■ **Exercise details**
Search the material for the word "Alat" and copy each line that holds it.
## start
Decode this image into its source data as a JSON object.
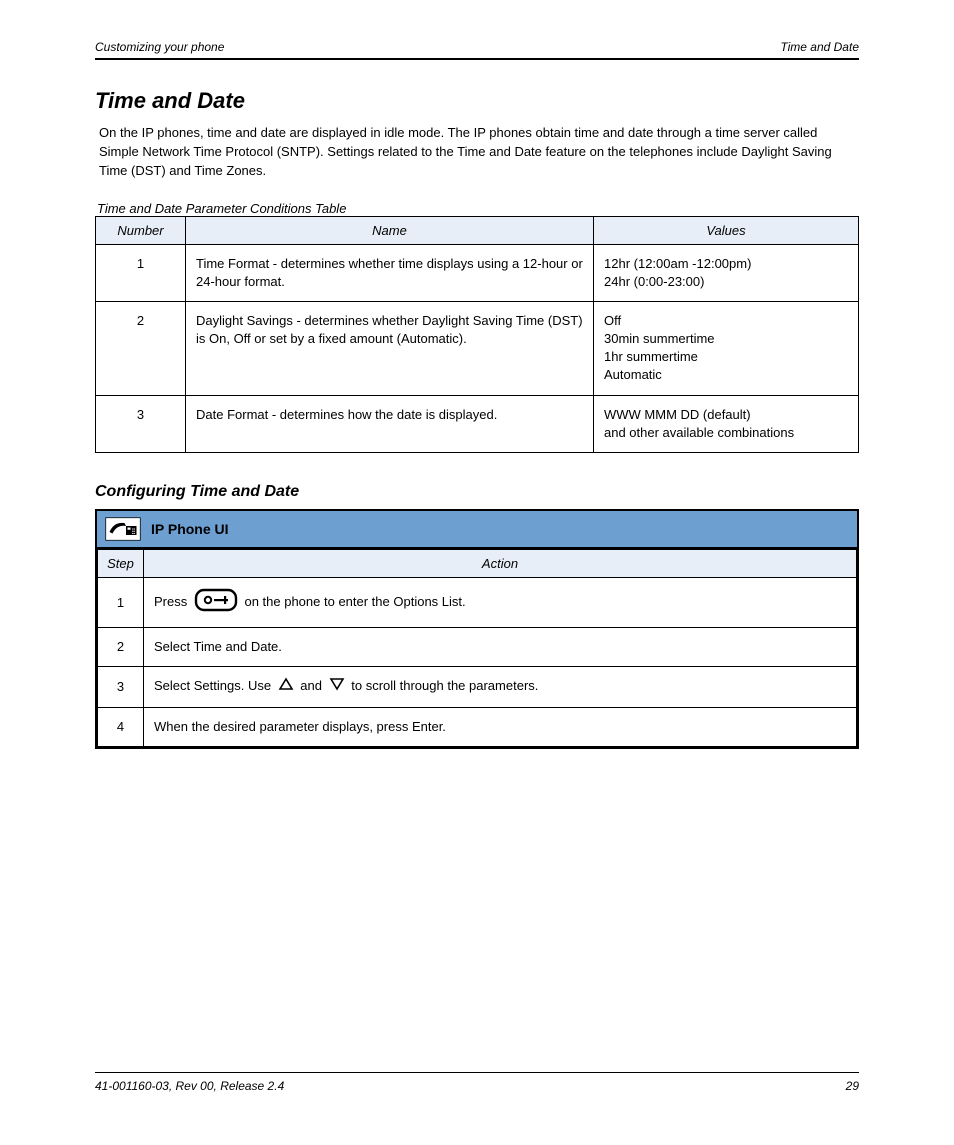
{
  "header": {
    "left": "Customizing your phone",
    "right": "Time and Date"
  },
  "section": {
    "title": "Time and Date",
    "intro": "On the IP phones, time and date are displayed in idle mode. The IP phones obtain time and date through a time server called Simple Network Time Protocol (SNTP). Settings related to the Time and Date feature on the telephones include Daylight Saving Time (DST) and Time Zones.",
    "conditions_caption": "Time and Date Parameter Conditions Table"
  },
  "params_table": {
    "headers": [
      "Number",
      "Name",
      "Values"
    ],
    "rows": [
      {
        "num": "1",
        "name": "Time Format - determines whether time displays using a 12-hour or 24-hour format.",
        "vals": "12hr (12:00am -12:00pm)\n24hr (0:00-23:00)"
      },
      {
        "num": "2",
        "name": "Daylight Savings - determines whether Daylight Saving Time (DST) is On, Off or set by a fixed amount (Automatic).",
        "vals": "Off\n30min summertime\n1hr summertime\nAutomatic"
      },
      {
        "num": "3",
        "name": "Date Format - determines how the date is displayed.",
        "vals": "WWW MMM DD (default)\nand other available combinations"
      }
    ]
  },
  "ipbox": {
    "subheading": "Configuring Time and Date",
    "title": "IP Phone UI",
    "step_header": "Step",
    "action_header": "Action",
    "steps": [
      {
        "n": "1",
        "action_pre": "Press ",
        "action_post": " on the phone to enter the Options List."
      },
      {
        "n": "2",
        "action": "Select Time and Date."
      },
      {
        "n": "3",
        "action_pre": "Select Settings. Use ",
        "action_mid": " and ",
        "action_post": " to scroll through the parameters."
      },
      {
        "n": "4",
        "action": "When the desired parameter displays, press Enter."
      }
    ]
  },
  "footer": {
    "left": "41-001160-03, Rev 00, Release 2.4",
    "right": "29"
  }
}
## end
## start
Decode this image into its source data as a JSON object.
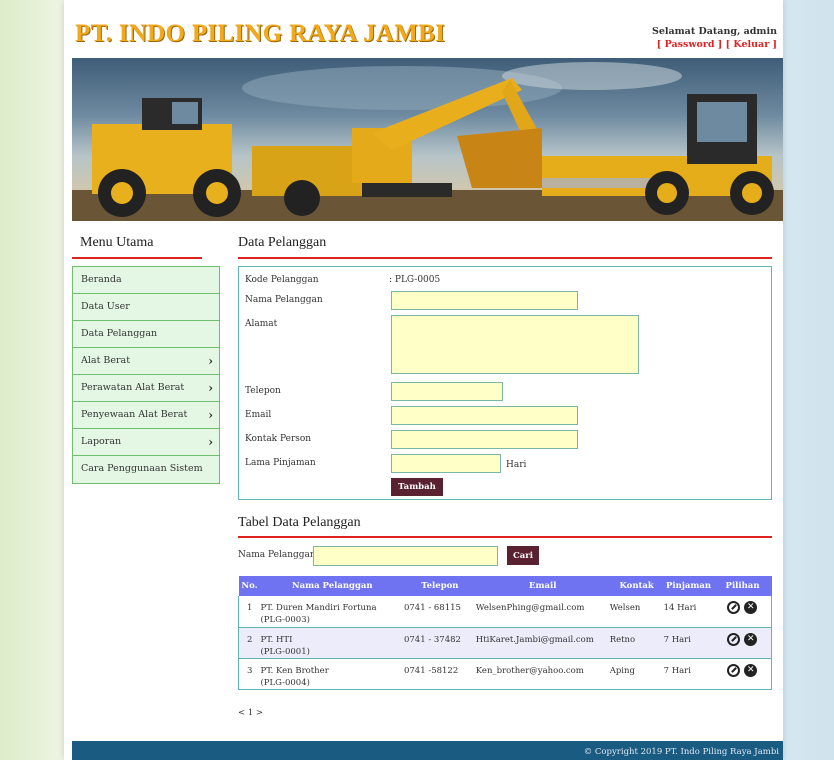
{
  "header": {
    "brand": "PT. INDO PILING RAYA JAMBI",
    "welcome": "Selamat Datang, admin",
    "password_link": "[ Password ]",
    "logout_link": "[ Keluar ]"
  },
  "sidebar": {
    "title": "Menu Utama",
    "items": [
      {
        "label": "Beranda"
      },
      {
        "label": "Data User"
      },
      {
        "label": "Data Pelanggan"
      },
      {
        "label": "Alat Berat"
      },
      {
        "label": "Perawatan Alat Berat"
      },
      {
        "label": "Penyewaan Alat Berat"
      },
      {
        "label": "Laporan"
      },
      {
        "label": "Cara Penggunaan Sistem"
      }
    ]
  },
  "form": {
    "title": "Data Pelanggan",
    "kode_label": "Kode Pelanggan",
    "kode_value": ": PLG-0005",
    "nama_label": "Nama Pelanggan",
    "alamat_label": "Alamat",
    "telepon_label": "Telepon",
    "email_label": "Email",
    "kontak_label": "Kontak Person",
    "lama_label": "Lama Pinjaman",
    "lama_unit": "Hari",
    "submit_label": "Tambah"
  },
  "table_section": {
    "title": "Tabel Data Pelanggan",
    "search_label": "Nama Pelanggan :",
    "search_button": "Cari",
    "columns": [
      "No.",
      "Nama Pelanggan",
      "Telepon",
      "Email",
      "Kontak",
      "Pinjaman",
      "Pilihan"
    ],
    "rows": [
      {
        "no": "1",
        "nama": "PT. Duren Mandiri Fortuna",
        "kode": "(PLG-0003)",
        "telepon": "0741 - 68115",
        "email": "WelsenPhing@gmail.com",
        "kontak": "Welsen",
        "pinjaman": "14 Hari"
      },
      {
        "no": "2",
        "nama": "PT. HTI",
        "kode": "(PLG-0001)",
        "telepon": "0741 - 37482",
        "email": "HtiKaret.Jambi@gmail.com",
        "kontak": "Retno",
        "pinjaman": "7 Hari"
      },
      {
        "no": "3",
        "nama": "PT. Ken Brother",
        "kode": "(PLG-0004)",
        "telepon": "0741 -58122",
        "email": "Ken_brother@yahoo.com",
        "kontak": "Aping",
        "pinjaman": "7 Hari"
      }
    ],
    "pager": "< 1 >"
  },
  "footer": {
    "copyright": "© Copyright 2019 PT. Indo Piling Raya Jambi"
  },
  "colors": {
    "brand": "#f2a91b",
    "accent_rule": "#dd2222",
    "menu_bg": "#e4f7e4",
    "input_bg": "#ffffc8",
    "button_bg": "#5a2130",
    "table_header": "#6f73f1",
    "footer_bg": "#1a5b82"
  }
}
## end
## start
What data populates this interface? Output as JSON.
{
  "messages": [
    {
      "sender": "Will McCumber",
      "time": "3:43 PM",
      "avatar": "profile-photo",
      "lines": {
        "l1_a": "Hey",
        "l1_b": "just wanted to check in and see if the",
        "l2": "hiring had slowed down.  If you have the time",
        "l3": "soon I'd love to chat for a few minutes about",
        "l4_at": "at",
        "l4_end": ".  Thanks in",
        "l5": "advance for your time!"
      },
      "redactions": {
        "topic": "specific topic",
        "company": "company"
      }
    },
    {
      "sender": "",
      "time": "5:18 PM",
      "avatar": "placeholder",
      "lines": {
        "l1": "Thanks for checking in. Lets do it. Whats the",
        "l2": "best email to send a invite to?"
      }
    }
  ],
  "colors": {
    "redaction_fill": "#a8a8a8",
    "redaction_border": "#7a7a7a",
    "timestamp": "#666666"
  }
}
## end
■ **Reply**
        "label": "Alat Berat"
        "label": "Perawatan Alat Berat"
        "label": "Penyewaan Alat Berat"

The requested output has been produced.